◆ JOB:
Include no pictures. Output exactly the lines from the one that contains "Extract all readable text from this page." through the final line of the entries.

* BEGIN *

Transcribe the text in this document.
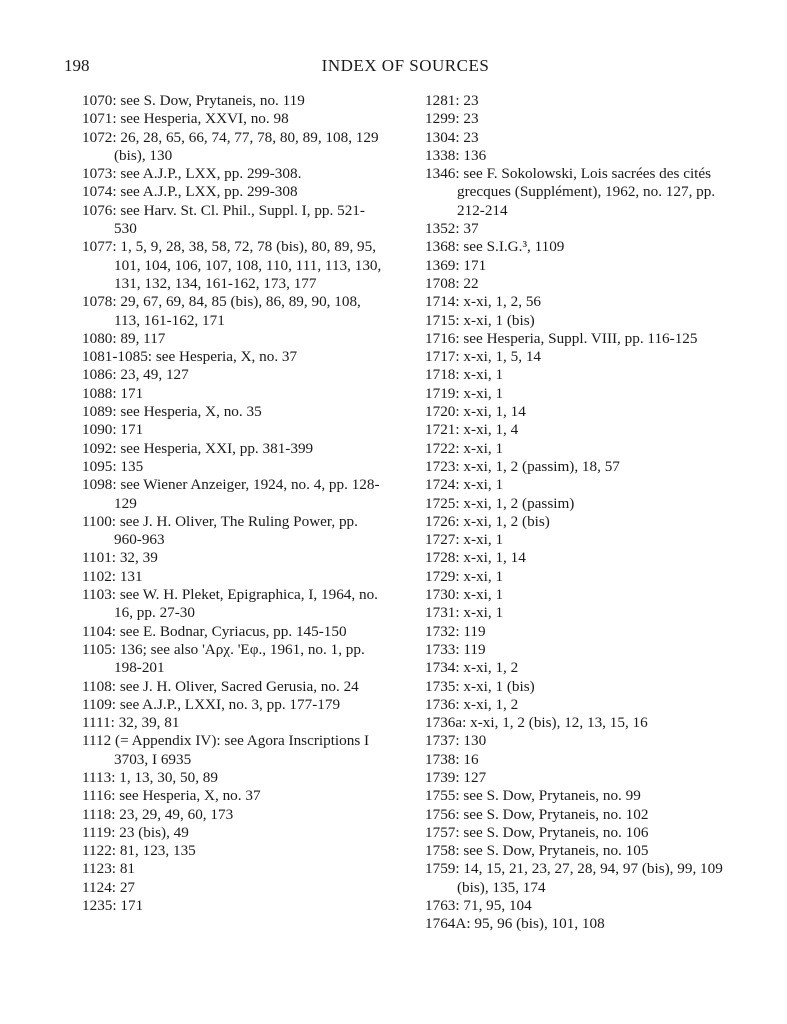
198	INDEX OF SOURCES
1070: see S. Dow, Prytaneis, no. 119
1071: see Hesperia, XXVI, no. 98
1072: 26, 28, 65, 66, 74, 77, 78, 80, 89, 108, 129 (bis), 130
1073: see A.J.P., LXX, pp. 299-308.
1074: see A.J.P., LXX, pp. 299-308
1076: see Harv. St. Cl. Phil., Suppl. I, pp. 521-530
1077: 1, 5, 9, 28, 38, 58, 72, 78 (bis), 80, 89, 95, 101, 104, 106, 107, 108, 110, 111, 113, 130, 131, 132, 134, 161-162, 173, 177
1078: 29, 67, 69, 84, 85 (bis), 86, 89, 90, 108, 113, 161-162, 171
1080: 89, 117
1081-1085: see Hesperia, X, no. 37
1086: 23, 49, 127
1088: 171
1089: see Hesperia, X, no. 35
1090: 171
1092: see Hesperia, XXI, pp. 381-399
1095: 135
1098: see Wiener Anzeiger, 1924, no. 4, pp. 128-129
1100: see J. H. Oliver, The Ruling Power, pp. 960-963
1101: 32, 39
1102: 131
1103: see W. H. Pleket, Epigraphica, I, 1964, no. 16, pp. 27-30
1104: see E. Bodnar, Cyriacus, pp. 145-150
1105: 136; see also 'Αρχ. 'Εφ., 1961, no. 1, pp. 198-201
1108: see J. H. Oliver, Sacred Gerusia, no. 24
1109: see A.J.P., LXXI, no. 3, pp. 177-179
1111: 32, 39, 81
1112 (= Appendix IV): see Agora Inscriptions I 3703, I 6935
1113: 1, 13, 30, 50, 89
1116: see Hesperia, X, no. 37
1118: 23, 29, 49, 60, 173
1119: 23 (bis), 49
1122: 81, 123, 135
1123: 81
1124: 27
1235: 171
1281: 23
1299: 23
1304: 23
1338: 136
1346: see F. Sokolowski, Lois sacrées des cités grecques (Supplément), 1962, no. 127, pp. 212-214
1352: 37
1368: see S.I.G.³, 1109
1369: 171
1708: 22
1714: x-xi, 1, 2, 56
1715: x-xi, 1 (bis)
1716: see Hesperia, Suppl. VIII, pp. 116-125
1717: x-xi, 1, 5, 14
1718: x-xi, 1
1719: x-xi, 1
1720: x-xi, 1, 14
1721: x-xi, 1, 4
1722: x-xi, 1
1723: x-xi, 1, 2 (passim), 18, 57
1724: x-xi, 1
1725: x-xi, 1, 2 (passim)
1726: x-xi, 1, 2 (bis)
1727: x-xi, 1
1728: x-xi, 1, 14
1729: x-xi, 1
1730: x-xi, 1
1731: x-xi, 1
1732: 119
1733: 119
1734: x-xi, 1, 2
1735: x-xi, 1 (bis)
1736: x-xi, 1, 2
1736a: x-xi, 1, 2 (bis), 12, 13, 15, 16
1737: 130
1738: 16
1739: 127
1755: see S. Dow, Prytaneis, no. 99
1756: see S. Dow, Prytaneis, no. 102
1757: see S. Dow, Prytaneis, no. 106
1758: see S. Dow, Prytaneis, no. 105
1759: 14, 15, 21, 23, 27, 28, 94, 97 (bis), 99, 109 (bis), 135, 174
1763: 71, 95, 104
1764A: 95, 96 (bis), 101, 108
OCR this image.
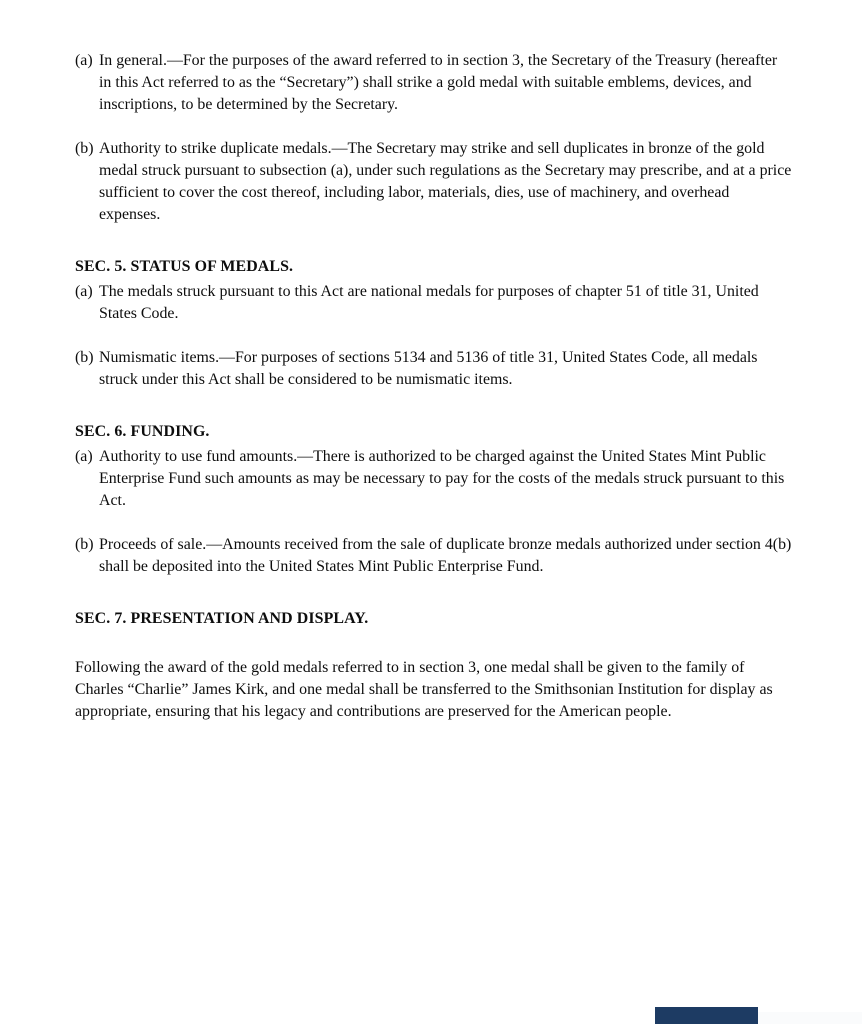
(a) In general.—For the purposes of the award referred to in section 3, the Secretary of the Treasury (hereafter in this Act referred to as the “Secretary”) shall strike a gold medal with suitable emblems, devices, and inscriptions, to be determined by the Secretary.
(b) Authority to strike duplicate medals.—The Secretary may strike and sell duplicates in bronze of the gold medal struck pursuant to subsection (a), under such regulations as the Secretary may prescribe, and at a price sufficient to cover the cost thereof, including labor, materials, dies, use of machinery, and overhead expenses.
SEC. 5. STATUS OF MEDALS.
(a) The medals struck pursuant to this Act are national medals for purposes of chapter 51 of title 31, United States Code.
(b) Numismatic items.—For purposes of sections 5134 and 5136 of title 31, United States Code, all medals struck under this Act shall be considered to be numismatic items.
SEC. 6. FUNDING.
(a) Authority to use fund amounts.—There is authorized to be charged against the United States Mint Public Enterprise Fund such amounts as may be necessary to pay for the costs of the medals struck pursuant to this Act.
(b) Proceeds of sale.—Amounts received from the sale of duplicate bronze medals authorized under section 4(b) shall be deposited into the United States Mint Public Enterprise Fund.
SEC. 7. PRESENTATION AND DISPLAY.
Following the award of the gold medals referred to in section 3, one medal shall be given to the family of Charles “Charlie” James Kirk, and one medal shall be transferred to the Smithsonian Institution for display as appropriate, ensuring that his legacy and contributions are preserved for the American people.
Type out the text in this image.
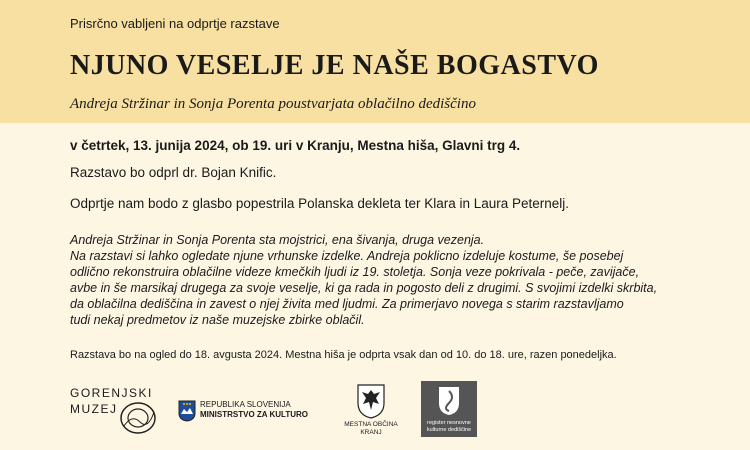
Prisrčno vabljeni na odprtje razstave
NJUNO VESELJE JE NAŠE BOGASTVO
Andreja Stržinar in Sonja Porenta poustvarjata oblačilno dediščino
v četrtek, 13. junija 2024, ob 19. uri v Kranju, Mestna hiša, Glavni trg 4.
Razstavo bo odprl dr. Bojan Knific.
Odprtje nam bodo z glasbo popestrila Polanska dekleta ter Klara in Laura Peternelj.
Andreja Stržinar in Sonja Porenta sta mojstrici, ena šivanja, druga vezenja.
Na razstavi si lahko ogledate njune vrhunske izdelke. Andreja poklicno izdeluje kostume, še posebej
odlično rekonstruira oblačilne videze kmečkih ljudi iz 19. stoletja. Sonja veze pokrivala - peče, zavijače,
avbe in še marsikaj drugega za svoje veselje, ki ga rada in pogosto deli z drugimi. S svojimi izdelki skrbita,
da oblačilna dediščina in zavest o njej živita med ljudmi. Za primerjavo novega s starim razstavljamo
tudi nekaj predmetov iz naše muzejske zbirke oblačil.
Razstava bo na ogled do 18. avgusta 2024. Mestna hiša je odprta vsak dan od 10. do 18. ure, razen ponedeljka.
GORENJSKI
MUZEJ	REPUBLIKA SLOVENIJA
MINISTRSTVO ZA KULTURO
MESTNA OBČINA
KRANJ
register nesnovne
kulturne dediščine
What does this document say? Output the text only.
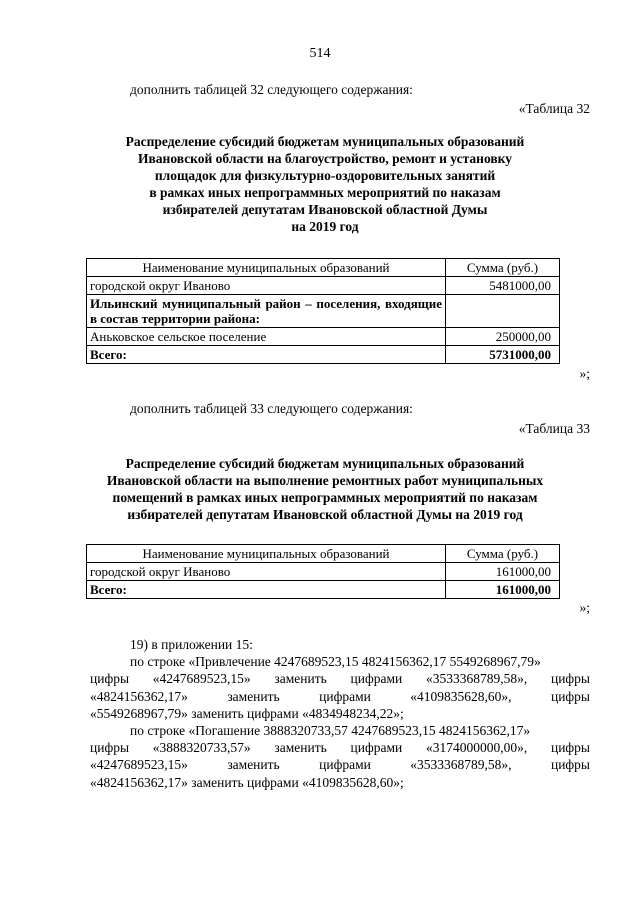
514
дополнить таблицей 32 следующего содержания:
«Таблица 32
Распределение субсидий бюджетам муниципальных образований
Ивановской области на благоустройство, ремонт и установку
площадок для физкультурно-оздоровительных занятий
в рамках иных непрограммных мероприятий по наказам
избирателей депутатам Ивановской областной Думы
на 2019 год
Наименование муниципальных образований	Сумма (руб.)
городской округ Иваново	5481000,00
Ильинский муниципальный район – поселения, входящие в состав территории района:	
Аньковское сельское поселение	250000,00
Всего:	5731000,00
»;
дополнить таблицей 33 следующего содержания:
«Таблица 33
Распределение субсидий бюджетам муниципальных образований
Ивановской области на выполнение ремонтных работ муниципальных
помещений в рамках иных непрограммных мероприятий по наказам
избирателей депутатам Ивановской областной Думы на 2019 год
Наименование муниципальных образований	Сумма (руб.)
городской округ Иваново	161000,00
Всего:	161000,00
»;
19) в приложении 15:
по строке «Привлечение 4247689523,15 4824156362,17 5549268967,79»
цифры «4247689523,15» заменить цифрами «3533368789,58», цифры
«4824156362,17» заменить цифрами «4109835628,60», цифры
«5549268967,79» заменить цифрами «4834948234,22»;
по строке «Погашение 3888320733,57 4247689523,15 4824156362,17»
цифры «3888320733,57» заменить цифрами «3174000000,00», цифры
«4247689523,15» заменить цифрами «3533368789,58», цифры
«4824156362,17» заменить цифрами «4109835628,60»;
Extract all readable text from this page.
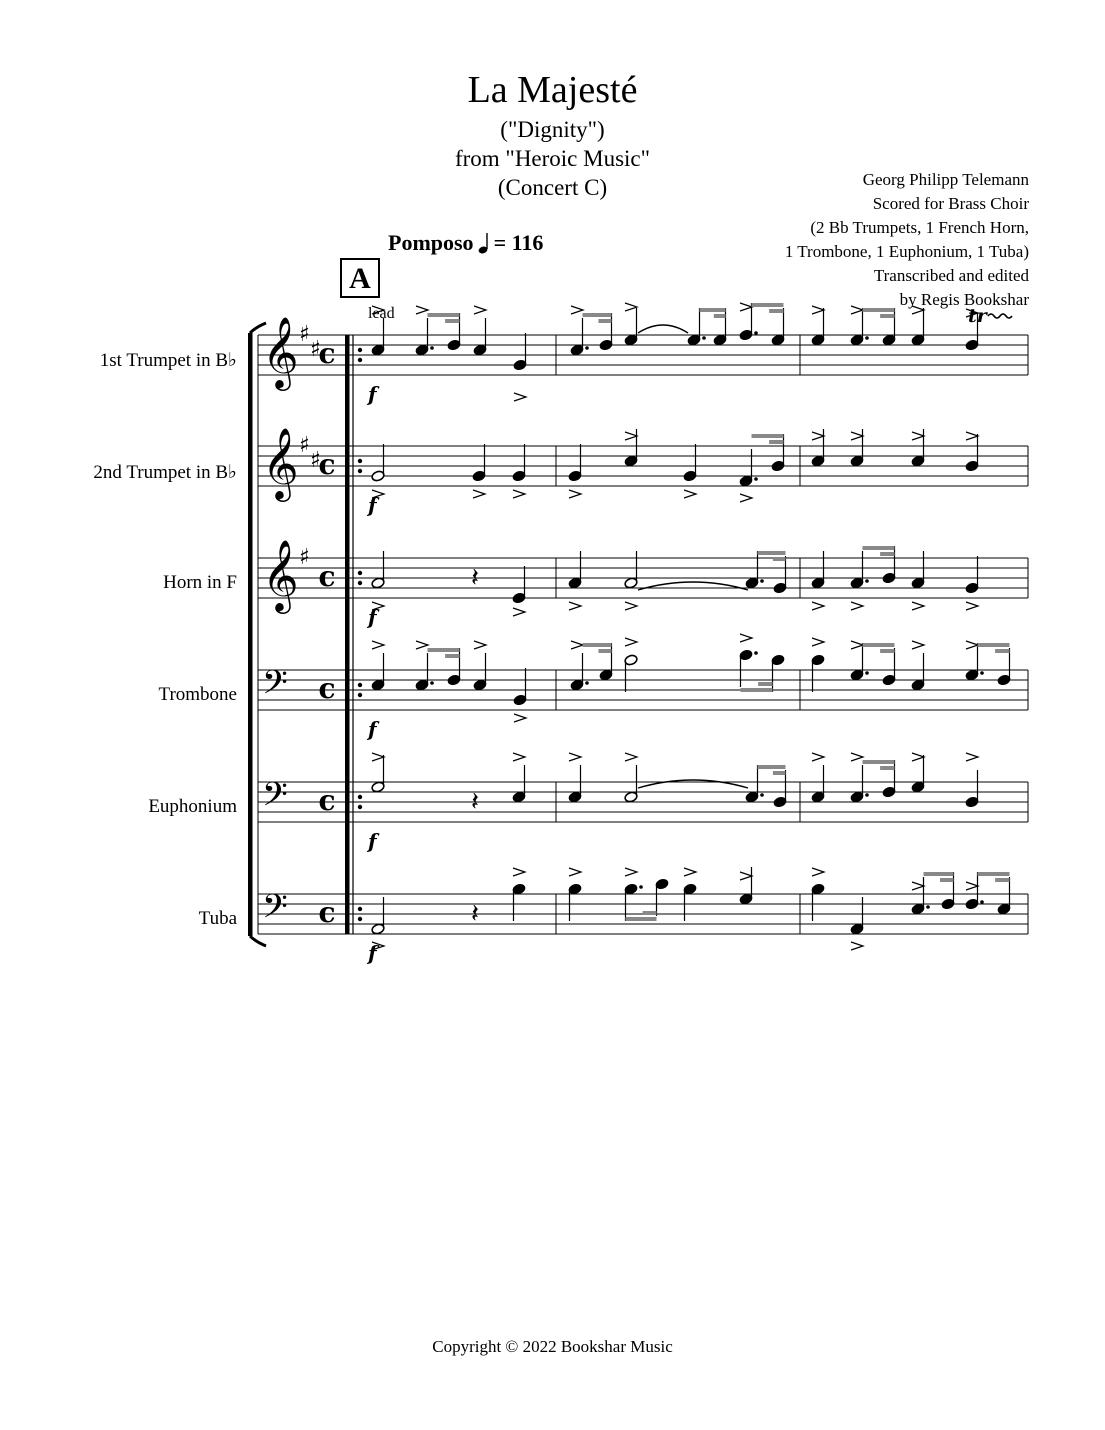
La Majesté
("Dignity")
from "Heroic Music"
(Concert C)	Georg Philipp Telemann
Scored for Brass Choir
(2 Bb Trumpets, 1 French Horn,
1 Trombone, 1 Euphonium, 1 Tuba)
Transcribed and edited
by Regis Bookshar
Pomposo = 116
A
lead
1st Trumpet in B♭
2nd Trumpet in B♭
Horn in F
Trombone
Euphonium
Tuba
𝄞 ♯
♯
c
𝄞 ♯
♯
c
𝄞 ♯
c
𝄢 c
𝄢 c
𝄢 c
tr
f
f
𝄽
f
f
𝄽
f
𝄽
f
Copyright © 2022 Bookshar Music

* END *

◆ EXERCISE OUTPUT:
Extract all readable text from this page.
La Majesté
("Dignity")
from "Heroic Music"
(Concert C)	Georg Philipp Telemann
Scored for Brass Choir
(2 Bb Trumpets, 1 French Horn,
1 Trombone, 1 Euphonium, 1 Tuba)
Transcribed and edited
by Regis Bookshar
Pomposo = 116
A
lead
1st Trumpet in B♭
2nd Trumpet in B♭
Horn in F
Trombone
Euphonium
Tuba
𝄞 ♯
♯
c
𝄞 ♯
♯
c
𝄞 ♯
c
𝄢 c
𝄢 c
𝄢 c
tr
f
f
𝄽
f
f
𝄽
f
𝄽
f
Copyright © 2022 Bookshar Music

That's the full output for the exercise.